WORK REQUIRED:
Look through the lines of the material and count those containing "color". Give that count alone.

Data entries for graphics
--
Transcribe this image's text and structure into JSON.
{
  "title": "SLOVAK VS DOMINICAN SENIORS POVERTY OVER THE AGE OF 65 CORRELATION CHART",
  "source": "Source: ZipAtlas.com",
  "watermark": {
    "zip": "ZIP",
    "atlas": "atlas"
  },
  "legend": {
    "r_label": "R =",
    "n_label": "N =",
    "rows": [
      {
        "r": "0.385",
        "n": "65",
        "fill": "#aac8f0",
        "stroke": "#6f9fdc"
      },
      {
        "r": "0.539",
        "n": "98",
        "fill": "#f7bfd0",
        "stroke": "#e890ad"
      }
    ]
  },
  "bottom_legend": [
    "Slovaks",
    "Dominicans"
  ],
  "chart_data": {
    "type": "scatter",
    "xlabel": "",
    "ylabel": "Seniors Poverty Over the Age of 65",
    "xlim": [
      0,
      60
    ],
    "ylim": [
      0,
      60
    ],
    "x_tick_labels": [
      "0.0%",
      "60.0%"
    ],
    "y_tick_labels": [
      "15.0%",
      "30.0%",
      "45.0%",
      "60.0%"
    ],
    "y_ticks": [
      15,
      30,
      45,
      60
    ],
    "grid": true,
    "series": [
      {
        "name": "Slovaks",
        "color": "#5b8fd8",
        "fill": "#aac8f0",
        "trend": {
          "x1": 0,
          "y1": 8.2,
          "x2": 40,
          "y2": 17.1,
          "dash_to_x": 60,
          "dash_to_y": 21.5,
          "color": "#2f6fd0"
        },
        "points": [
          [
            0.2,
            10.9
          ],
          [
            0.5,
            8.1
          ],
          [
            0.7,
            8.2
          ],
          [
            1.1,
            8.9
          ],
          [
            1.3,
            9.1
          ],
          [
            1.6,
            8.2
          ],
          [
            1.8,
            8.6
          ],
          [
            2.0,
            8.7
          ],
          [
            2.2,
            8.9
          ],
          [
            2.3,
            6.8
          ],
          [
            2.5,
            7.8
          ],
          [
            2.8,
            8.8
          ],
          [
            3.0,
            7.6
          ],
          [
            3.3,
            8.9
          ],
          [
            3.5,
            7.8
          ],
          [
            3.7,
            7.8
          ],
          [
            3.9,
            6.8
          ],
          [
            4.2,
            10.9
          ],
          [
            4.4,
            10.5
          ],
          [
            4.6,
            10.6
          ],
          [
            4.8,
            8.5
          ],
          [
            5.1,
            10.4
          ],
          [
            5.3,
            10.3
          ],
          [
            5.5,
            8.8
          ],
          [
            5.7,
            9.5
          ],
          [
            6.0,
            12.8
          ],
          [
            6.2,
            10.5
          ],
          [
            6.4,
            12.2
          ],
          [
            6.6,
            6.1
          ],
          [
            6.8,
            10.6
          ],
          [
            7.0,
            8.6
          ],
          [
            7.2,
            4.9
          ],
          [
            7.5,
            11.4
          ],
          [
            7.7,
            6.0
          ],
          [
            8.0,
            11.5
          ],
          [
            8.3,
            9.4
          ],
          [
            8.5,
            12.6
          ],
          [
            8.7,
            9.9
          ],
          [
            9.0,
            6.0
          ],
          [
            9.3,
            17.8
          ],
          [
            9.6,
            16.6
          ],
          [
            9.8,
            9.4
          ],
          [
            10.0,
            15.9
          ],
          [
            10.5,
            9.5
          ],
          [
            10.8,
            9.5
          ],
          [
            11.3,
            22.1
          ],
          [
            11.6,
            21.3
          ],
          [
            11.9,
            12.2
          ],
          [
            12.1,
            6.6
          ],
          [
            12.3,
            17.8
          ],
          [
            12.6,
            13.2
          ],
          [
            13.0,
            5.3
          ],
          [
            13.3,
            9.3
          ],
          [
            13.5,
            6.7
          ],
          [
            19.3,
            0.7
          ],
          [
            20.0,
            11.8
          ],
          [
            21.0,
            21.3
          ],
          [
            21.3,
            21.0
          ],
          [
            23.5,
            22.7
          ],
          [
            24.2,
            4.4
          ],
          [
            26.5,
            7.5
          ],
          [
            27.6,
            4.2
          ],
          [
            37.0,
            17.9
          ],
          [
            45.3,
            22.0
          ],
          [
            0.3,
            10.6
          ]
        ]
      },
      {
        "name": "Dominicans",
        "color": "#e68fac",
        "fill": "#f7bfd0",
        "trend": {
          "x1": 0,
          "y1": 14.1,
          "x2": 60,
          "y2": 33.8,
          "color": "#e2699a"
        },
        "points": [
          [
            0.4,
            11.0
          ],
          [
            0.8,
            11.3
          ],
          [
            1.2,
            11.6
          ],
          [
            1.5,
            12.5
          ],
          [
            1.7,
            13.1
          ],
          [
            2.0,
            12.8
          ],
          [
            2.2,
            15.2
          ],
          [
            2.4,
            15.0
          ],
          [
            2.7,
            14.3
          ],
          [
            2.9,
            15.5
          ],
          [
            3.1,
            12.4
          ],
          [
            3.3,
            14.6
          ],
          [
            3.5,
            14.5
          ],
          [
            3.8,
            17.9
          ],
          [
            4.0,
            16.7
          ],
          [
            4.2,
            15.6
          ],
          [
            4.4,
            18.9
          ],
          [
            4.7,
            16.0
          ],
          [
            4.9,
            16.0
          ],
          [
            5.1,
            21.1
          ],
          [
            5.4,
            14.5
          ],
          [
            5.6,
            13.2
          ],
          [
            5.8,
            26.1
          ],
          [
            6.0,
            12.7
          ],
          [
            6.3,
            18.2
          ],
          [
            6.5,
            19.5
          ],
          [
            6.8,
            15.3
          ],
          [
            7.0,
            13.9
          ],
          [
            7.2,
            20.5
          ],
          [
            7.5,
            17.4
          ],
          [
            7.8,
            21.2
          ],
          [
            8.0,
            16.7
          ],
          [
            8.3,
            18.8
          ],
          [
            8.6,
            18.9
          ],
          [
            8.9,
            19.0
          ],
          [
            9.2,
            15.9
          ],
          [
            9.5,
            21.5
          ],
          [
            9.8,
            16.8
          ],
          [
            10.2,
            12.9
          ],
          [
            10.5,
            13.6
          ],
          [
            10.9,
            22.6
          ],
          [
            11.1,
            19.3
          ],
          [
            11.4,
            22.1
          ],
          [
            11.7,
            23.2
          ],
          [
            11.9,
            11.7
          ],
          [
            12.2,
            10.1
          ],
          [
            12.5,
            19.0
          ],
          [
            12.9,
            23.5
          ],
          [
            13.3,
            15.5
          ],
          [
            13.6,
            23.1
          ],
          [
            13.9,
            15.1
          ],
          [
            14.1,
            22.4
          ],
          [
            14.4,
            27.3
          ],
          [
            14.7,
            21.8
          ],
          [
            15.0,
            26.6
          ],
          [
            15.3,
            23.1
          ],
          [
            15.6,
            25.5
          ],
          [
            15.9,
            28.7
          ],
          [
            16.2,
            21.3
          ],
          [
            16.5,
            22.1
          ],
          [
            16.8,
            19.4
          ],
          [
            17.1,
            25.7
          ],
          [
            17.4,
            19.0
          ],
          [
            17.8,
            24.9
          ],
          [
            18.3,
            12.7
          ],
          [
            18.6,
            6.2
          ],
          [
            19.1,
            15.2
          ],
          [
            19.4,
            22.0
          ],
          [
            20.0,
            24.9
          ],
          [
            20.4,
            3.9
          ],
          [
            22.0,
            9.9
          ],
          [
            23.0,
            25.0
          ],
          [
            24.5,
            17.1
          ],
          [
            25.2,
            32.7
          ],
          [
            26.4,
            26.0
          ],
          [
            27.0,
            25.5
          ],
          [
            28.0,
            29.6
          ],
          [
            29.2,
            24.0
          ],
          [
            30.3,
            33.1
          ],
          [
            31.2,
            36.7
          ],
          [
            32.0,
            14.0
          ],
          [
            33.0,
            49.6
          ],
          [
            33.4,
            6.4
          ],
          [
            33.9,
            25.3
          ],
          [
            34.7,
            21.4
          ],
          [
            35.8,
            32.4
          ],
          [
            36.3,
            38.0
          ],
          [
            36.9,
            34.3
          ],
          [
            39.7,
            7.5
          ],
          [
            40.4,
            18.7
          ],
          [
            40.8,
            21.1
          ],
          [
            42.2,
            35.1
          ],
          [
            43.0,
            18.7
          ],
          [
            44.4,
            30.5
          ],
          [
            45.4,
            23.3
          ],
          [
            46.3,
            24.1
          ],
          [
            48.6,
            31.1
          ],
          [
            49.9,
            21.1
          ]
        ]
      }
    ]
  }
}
--
OUTPUT BELOW:
4